** Exercício 1 **
Reescreva os registos a partir da primeira linha e até à linha com "- y-axis-title: Température", inclusive, substituindo "Années" por "Anos" e mantendo tudo o resto inalterado.

** Bloco de texto **
=====

Acórdão nº 134/10.3TAGRD.C1 de Court of Appeal of Coimbra (Portugal), 27 de Abril de 2011
Magistrado Responsável | ISABEL VALONGO |
Data da Resolução | 27 de Abril de 2011 |
Emissor | Court of Appeal of Coimbra (Portugal) |
14 13I. RELATÓRIO.
No processo comum singular nº 134/10.3TAGRD, tendo sido deduzida acusação pelo Ministério Público contra MN..., solteiro, filho de JN... e de RL…, residente em …, em Gouveia, imputando-lhe a prática, em autoria material e na forma consumada, de um crime de falsificação de documento, previsto e punido, pelos artigos 256°, n° 1, alínea d), do Código Penal, o senhor juiz rejeitou a acusação, por se revelar manifestamente infundada, nos termos do artigo 311, n.° 2, al. a) e n.° 3, alínea d), do CPP.
Não se conformando com esta decisão, interpôs o Ministério Público recurso para este Tribunal da Relação.
Na sua motivação conclui: «1a O Ministério Público deduziu acusação pública contra o arguido MN..., porquanto, na fase de inquérito recolheu indícios suficientes de o arguido ter cometido, em autoria material e na forma consumada, um crime de falsificação de documento, p. e p. no art. 256°, n.° 1, al. c), do Código de Processo Penal.
2a O Tribunal "a quo" rejeitou a acusação por manifestamente infundada por considerar que os factos descritos na acusação não constituem crime.
3a Para tanto entendeu a decisão recorrida que o requerimento do arguido a declarar não ter recebido a carta de condução que acompanhava o pedido de 2a via da carta de condução não pode ser considerado um documento, para efeitos do crime de falsificação de documento.
4a Salvo o devido respeito por opinião contrária, esta asserção não é correcta, pois que o documento, junto a fls. 6, corporiza uma declaração escrita, que permite reconhecer o emitente e é idónea para provar um facto juridicamente relevante - art. 255°, al. a), do Código Penal.
5a Foi precisamente com base nesse documento (declaração nele corporizada) que a DVG emitiu a 2a via da carta de condução do arguido, o que significa que o documento serviu para prova de um facto juridicamente relevante (não recebimento da carta de condução), pois que, sem a prova desse facto a DGV não emitia, como emitiu, a 2a via da carta de condução.
6a O deferimento da pretensão do arguido de emissão da 2a via da carta de condução apenas ocorreu por a DGV ter considerado provado o não recebimento da carta, facto atestado pelo arguido no documento junto a fls. 6, a que se refere a acusação, e indiciariamente falso.
7a Do despacho de acusação consta a descrição do dolo especifico exigido pelo tipo legal do crime de falsificação de documento, previsto no art. 256°, n.° 1, al. d), do Código Penal, como seja a intenção de obter um beneficio a que não tinha direito.
8a O dolo específico está descrito a fls. 34, na parte da acusação onde se refere que o arguido actuou de forma livre, deliberada e consciente... o que lhe permitiu conduzir veículos automóveis depois de a acarta de condução ter caducado.

=====

** Registos **
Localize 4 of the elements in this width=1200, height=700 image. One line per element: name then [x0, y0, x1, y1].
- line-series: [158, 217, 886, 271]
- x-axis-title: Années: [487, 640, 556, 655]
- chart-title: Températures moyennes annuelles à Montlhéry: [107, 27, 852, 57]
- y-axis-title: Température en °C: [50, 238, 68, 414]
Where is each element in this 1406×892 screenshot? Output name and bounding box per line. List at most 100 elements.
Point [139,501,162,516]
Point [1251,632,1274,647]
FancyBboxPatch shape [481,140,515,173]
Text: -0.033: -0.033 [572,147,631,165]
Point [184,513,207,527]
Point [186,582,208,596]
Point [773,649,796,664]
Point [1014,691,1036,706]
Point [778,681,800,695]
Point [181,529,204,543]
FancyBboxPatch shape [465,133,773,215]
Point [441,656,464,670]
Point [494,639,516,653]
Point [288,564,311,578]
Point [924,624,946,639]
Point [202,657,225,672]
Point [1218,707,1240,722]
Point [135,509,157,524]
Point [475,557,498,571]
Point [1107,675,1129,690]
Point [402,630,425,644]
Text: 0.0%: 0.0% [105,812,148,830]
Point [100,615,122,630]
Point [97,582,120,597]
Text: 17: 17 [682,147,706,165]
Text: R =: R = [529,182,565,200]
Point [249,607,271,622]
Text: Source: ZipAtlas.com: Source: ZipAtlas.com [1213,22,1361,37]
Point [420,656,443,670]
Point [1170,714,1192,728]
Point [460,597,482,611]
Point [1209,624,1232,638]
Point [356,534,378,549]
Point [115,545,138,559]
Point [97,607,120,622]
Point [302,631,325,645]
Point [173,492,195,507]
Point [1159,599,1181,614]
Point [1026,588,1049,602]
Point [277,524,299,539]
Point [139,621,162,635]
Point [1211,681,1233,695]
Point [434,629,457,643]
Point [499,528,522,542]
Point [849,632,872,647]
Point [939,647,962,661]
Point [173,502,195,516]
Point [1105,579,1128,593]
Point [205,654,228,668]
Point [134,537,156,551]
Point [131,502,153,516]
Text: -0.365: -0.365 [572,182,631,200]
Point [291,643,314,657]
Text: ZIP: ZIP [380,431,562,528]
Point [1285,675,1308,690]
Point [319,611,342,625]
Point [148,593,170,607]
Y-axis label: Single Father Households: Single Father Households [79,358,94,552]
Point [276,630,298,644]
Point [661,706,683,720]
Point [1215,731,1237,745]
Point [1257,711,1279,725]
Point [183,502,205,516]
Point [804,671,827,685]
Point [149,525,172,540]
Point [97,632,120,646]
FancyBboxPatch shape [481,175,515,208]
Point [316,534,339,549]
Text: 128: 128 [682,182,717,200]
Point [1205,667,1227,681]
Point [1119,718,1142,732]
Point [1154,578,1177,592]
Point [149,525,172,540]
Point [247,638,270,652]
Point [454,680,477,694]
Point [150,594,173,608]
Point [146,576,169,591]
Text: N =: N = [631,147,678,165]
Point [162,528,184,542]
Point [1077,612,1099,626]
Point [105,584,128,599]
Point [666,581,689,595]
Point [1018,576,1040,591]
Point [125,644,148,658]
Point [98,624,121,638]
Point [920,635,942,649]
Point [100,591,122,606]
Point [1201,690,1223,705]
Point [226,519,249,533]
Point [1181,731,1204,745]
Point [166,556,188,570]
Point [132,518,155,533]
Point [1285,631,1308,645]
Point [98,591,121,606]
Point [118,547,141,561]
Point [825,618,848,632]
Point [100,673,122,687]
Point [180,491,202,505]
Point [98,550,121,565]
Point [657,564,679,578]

=====

** Exercício 2 **
Prolongue o texto do acórdão do Tribunal da Relação de Coimbra a partir do ponto em que termina.

** Resposta 1 **
Localize 4 of the elements in this width=1200, height=700 image. One line per element: name then [x0, y0, x1, y1].
- line-series: [158, 217, 886, 271]
- x-axis-title: Anos: [487, 640, 556, 655]
- chart-title: Températures moyennes annuelles à Montlhéry: [107, 27, 852, 57]
- y-axis-title: Température en °C: [50, 238, 68, 414]

** Resposta 2 **
9a Os factos descritos na acusação serão suficientes para que o arguido venha a ser condenado pela prática do crime que lhe é imputado na acusação, sem prejuízo, se necessário, se proceder ao seu complemento em audiência de julgamento, nos termos permitidos pelo artigo 358°, do Código de Processo Penal.
10a Apenas quando de forma inequívoca os factos que constam da acusação não constituem crime é que o tribunal pode declarar a acusação manifestamente infundada e rejeita-la.
11a Os factos não constituem crime quando, entre outras situações, se verifica qualquer causa de extinção do procedimento ou se a factualidade em causa não consagra de forma inequívoca qualquer conduta tipificada como crime, o que não é o caso dos autos.
12a Esse juízo tem de assentar numa constatação objectivamente inequívoca e incontroversa da inexistência de factos que sustentam a imputação efectuada.
13a O Mmo. Juiz ao rejeitar a acusação por manifestamente infundada, por inexistência de crime, violou ou interpretou de forma incorrecta o disposto nos artigos 255°, al. a), 256°, n.° 1, al. d) do Código Penal e 283°, 31 Io, n.° 2, al. a) e n.° 3, al. d), todos do Código de Processo Penal.
Nestes termos e nos demais de direito, deverá o presente recurso ser julgado procedente e, em consequência, revogado o despacho recorrido e substituído por outro que receba a acusação pública deduzida e designe data, hora e local para a audiência.
Assim, farão V. Ex.cias JUSTIÇA.” ».
O arguido contra-alegou, concluindo que: “ A) Não resultam do teor da acusação rejeitada elementos objectivos e subjectivos que permitam imputar ao arguido a prática de um facto tipificado na lei como crime.
B) Desde logo, não logrou o arguido obter, com a sua conduta, a emissão de qualquer documento que titulasse um facto falso: apenas foi emitida uma 2.a via de um documento que titulava uma habilitação legal para conduzir veículos automóveis que, efectivamente, o arguido detinha.
C) Igualmente, nenhum dos documentos mencionados nos presentes autos é um documento (nos termos legalmente definidos) falso, antes sendo ambas as cartas de condução documentos verdadeiros e autênticos.
D) Mesmo que se entendesse que a 2.a via da carta de condução foi obtida por acto ilegítimo do arguido, sempre a acusação seria omissa quanto a elementos objectivos e subjectivos essenciais, na exacta medida em que é completamente omissa relativamente a factos integradores do tipo de crime. Desde logo, nem sequer resulta da mesma que o arguido, à data de preenchimento do requerimento através do qual solicitou a 2.a via da carta de condução, tivesse já em sua posse a 1.a via da sua carta de condução e que, tendo consciência da ilicitude, soubesse e quisesse actuar por forma a obter benefício a que sabia não ter direito.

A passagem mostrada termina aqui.